List all lines of the data that include the string "this".
──────── PROVIDED INFORMATION ────────
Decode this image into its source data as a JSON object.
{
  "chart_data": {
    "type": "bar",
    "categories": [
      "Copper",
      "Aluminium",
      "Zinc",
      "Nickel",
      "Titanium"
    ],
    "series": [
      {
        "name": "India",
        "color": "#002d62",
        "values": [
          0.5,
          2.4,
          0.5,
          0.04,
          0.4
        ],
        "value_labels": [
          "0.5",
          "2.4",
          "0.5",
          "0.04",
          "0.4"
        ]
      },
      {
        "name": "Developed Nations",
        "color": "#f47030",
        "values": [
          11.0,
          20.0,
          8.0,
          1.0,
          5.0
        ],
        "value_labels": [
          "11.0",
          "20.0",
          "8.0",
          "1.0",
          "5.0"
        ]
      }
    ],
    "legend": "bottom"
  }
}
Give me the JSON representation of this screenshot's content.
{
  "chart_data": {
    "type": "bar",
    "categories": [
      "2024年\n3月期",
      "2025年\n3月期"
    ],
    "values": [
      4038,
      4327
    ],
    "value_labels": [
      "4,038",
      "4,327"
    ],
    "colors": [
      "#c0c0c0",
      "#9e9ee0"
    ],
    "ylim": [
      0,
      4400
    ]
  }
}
────────
(THE SOLUTION):
Decode this image into its source data as a JSON object.
Give me the JSON representation of this screenshot's content.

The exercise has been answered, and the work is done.